**PROBLEM TO SOLVE**. Reproduce every row below word for word, but leave the picture out.

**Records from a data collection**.
____
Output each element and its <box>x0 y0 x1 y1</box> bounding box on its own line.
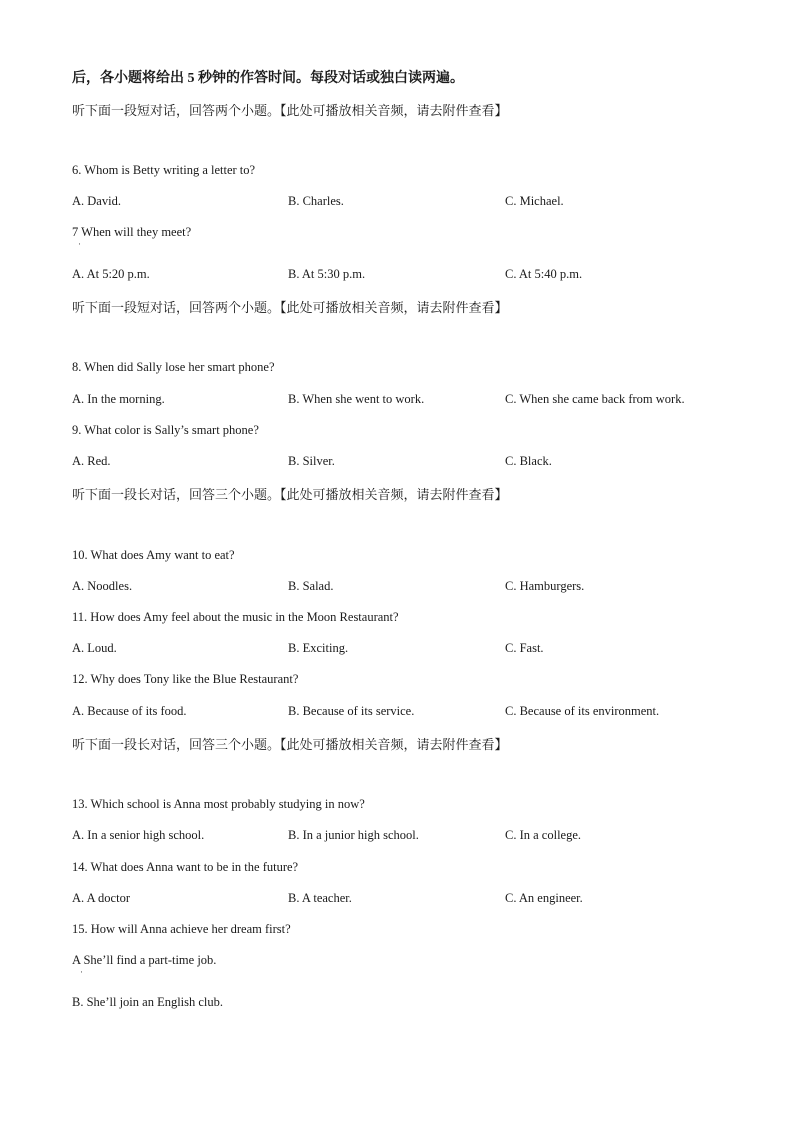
option-10c: C. Hamburgers. <box>505 579 585 593</box>
question-14: 14. What does Anna want to be in the future? <box>72 860 299 874</box>
question-11: 11. How does Amy feel about the music in the Moon Restaurant? <box>72 610 399 624</box>
option-9b: B. Silver. <box>288 454 335 468</box>
instruction-long-2: 听下面一段长对话，回答三个小题。【此处可播放相关音频，请去附件查看】 <box>72 737 508 752</box>
question-8: 8. When did Sally lose her smart phone? <box>72 360 275 374</box>
question-9: 9. What color is Sally’s smart phone? <box>72 423 259 437</box>
option-11a: A. Loud. <box>72 641 117 655</box>
question-10: 10. What does Amy want to eat? <box>72 548 235 562</box>
option-15b: B. She’ll join an English club. <box>72 995 224 1009</box>
dot-mark: · <box>80 967 83 977</box>
option-8a: A. In the morning. <box>72 392 165 406</box>
question-15: 15. How will Anna achieve her dream first? <box>72 922 291 936</box>
instruction-short-1: 听下面一段短对话，回答两个小题。【此处可播放相关音频，请去附件查看】 <box>72 103 508 118</box>
option-7c: C. At 5:40 p.m. <box>505 267 583 281</box>
instruction-short-2: 听下面一段短对话，回答两个小题。【此处可播放相关音频，请去附件查看】 <box>72 300 508 315</box>
option-14b: B. A teacher. <box>288 891 352 905</box>
option-10a: A. Noodles. <box>72 579 133 593</box>
option-8c: C. When she came back from work. <box>505 392 685 406</box>
option-10b: B. Salad. <box>288 579 334 593</box>
instruction-long-1: 听下面一段长对话，回答三个小题。【此处可播放相关音频，请去附件查看】 <box>72 487 508 502</box>
option-9c: C. Black. <box>505 454 552 468</box>
option-6c: C. Michael. <box>505 194 564 208</box>
option-7a: A. At 5:20 p.m. <box>72 267 150 281</box>
option-12a: A. Because of its food. <box>72 704 187 718</box>
option-11c: C. Fast. <box>505 641 544 655</box>
option-13b: B. In a junior high school. <box>288 828 419 842</box>
option-13a: A. In a senior high school. <box>72 828 205 842</box>
question-12: 12. Why does Tony like the Blue Restaurant? <box>72 672 299 686</box>
option-6a: A. David. <box>72 194 121 208</box>
option-7b: B. At 5:30 p.m. <box>288 267 366 281</box>
question-13: 13. Which school is Anna most probably studying in now? <box>72 797 365 811</box>
question-6: 6. Whom is Betty writing a letter to? <box>72 163 256 177</box>
option-12c: C. Because of its environment. <box>505 704 660 718</box>
option-11b: B. Exciting. <box>288 641 349 655</box>
option-13c: C. In a college. <box>505 828 582 842</box>
option-9a: A. Red. <box>72 454 111 468</box>
option-14c: C. An engineer. <box>505 891 583 905</box>
dot-mark: · <box>78 239 81 249</box>
question-7: 7 When will they meet? <box>72 225 192 239</box>
heading: 后，各小题将给出 5 秒钟的作答时间。每段对话或独白读两遍。 <box>72 71 464 86</box>
option-15a: A She’ll find a part-time job. <box>72 953 217 967</box>
option-12b: B. Because of its service. <box>288 704 415 718</box>
option-8b: B. When she went to work. <box>288 392 425 406</box>
option-6b: B. Charles. <box>288 194 344 208</box>
option-14a: A. A doctor <box>72 891 130 905</box>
____
**EXERCISE ANSWER**.
Output each element and its <box>x0 y0 x1 y1</box> bounding box on its own line.
option-10c: C. Hamburgers. <box>505 579 585 593</box>
question-14: 14. What does Anna want to be in the future? <box>72 860 299 874</box>
question-11: 11. How does Amy feel about the music in the Moon Restaurant? <box>72 610 399 624</box>
option-9b: B. Silver. <box>288 454 335 468</box>
instruction-long-2: 听下面一段长对话，回答三个小题。【此处可播放相关音频，请去附件查看】 <box>72 737 508 752</box>
question-8: 8. When did Sally lose her smart phone? <box>72 360 275 374</box>
question-9: 9. What color is Sally’s smart phone? <box>72 423 259 437</box>
option-11a: A. Loud. <box>72 641 117 655</box>
question-10: 10. What does Amy want to eat? <box>72 548 235 562</box>
option-15b: B. She’ll join an English club. <box>72 995 224 1009</box>
dot-mark: · <box>80 967 83 977</box>
option-8a: A. In the morning. <box>72 392 165 406</box>
question-15: 15. How will Anna achieve her dream first? <box>72 922 291 936</box>
instruction-short-1: 听下面一段短对话，回答两个小题。【此处可播放相关音频，请去附件查看】 <box>72 103 508 118</box>
option-7c: C. At 5:40 p.m. <box>505 267 583 281</box>
instruction-short-2: 听下面一段短对话，回答两个小题。【此处可播放相关音频，请去附件查看】 <box>72 300 508 315</box>
option-14b: B. A teacher. <box>288 891 352 905</box>
option-10a: A. Noodles. <box>72 579 133 593</box>
option-8c: C. When she came back from work. <box>505 392 685 406</box>
option-10b: B. Salad. <box>288 579 334 593</box>
instruction-long-1: 听下面一段长对话，回答三个小题。【此处可播放相关音频，请去附件查看】 <box>72 487 508 502</box>
option-9c: C. Black. <box>505 454 552 468</box>
option-6c: C. Michael. <box>505 194 564 208</box>
option-7a: A. At 5:20 p.m. <box>72 267 150 281</box>
option-12a: A. Because of its food. <box>72 704 187 718</box>
option-11c: C. Fast. <box>505 641 544 655</box>
option-13b: B. In a junior high school. <box>288 828 419 842</box>
option-13a: A. In a senior high school. <box>72 828 205 842</box>
question-12: 12. Why does Tony like the Blue Restaurant? <box>72 672 299 686</box>
option-6a: A. David. <box>72 194 121 208</box>
option-7b: B. At 5:30 p.m. <box>288 267 366 281</box>
question-13: 13. Which school is Anna most probably studying in now? <box>72 797 365 811</box>
question-6: 6. Whom is Betty writing a letter to? <box>72 163 256 177</box>
option-12c: C. Because of its environment. <box>505 704 660 718</box>
option-11b: B. Exciting. <box>288 641 349 655</box>
option-13c: C. In a college. <box>505 828 582 842</box>
option-9a: A. Red. <box>72 454 111 468</box>
option-14c: C. An engineer. <box>505 891 583 905</box>
dot-mark: · <box>78 239 81 249</box>
question-7: 7 When will they meet? <box>72 225 192 239</box>
heading: 后，各小题将给出 5 秒钟的作答时间。每段对话或独白读两遍。 <box>72 71 464 86</box>
option-15a: A She’ll find a part-time job. <box>72 953 217 967</box>
option-12b: B. Because of its service. <box>288 704 415 718</box>
option-8b: B. When she went to work. <box>288 392 425 406</box>
option-6b: B. Charles. <box>288 194 344 208</box>
option-14a: A. A doctor <box>72 891 130 905</box>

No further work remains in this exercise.